-------- Source data --------

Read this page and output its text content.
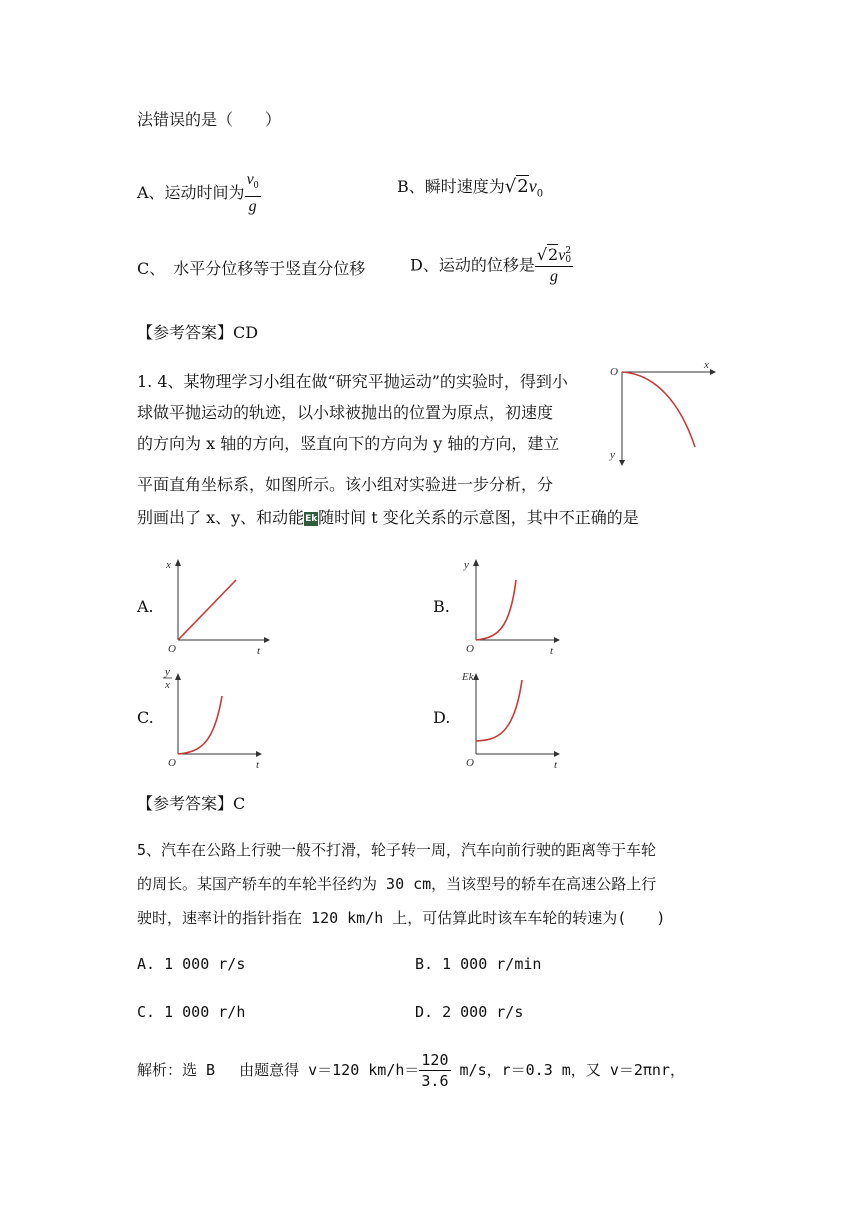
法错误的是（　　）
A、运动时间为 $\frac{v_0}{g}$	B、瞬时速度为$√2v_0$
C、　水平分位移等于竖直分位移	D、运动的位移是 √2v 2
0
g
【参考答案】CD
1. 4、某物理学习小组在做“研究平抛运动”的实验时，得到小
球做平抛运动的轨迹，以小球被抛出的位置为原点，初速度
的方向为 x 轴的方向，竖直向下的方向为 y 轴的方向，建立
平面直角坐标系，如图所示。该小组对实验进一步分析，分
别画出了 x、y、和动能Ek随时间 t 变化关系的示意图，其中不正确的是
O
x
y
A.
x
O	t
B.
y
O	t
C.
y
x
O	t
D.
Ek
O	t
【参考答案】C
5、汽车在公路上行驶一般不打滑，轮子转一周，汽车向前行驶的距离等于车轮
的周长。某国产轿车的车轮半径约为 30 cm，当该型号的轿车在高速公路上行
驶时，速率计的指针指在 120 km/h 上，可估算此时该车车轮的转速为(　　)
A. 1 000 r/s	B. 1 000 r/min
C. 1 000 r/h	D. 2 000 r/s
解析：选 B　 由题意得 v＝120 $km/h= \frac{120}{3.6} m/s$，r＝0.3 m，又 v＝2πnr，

--------

• Given exercise:
Reproduce the full material exactly, excluding the pictures.

• Complete response:
Read this page and output its text content.
法错误的是（　　）
A、运动时间为 $\frac{v_0}{g}$	B、瞬时速度为$√2v_0$
C、　水平分位移等于竖直分位移	D、运动的位移是 √2v 2
0
g
【参考答案】CD
1. 4、某物理学习小组在做“研究平抛运动”的实验时，得到小
球做平抛运动的轨迹，以小球被抛出的位置为原点，初速度
的方向为 x 轴的方向，竖直向下的方向为 y 轴的方向，建立
平面直角坐标系，如图所示。该小组对实验进一步分析，分
别画出了 x、y、和动能Ek随时间 t 变化关系的示意图，其中不正确的是
O
x
y
A.
x
O	t
B.
y
O	t
C.
y
x
O	t
D.
Ek
O	t
【参考答案】C
5、汽车在公路上行驶一般不打滑，轮子转一周，汽车向前行驶的距离等于车轮
的周长。某国产轿车的车轮半径约为 30 cm，当该型号的轿车在高速公路上行
驶时，速率计的指针指在 120 km/h 上，可估算此时该车车轮的转速为(　　)
A. 1 000 r/s	B. 1 000 r/min
C. 1 000 r/h	D. 2 000 r/s
解析：选 B　 由题意得 v＝120 $km/h= \frac{120}{3.6} m/s$，r＝0.3 m，又 v＝2πnr，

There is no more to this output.